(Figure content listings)
►

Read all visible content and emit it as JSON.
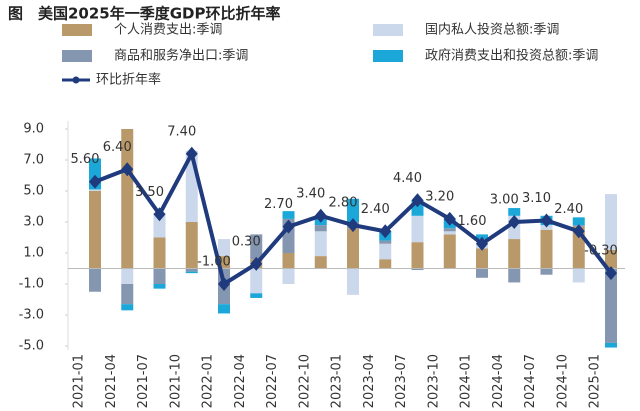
{
  "chart_data": {
    "type": "bar",
    "title": "图　美国2025年一季度GDP环比折年率",
    "categories": [
      "2021-01",
      "2021-04",
      "2021-07",
      "2021-10",
      "2022-01",
      "2022-04",
      "2022-07",
      "2022-10",
      "2023-01",
      "2023-04",
      "2023-07",
      "2023-10",
      "2024-01",
      "2024-04",
      "2024-07",
      "2024-10",
      "2025-01"
    ],
    "series": [
      {
        "name": "个人消费支出:季调",
        "color": "#b9996a",
        "values": [
          5.0,
          9.0,
          2.0,
          3.0,
          0.8,
          0.6,
          1.0,
          0.8,
          2.6,
          0.6,
          1.7,
          2.2,
          1.3,
          1.9,
          2.5,
          2.7,
          1.2
        ]
      },
      {
        "name": "国内私人投资总额:季调",
        "color": "#cbd7ea",
        "values": [
          0.1,
          -1.0,
          1.6,
          4.6,
          1.1,
          -1.6,
          -1.0,
          1.6,
          -1.7,
          1.0,
          1.7,
          0.2,
          0.6,
          1.5,
          0.3,
          -0.9,
          3.6
        ]
      },
      {
        "name": "商品和服务净出口:季调",
        "color": "#8596b0",
        "values": [
          -1.5,
          -1.3,
          -1.0,
          -0.2,
          -2.3,
          1.6,
          2.2,
          0.4,
          0.4,
          0.2,
          -0.1,
          0.2,
          -0.6,
          -0.9,
          -0.4,
          0.1,
          -4.8
        ]
      },
      {
        "name": "政府消费支出和投资总额:季调",
        "color": "#1ba8d9",
        "values": [
          2.0,
          -0.4,
          -0.3,
          -0.1,
          -0.6,
          -0.3,
          0.5,
          0.6,
          1.5,
          0.6,
          1.0,
          0.6,
          0.3,
          0.5,
          0.6,
          0.5,
          -0.3
        ]
      },
      {
        "name": "环比折年率",
        "type": "line",
        "color": "#1f3a7d",
        "values": [
          5.6,
          6.4,
          3.5,
          7.4,
          -1.0,
          0.3,
          2.7,
          3.4,
          2.8,
          2.4,
          4.4,
          3.2,
          1.6,
          3.0,
          3.1,
          2.4,
          -0.3
        ],
        "value_labels": [
          "5.60",
          "6.40",
          "3.50",
          "7.40",
          "-1.00",
          "0.30",
          "2.70",
          "3.40",
          "2.80",
          "2.40",
          "4.40",
          "3.20",
          "1.60",
          "3.00",
          "3.10",
          "2.40",
          "-0.30"
        ]
      }
    ],
    "ylim": [
      -5,
      9
    ],
    "yticks": [
      {
        "value": 9,
        "label": "9.0"
      },
      {
        "value": 7,
        "label": "7.0"
      },
      {
        "value": 5,
        "label": "5.0"
      },
      {
        "value": 3,
        "label": "3.0"
      },
      {
        "value": 1,
        "label": "1.0"
      },
      {
        "value": -1,
        "label": "-1.0"
      },
      {
        "value": -3,
        "label": "-3.0"
      },
      {
        "value": -5,
        "label": "-5.0"
      }
    ]
  }
}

◄

INSTRUCTION:
Each line that contains the word "color" counts toward the total; give only that total.

RESULT OF THIS EXERCISE:
5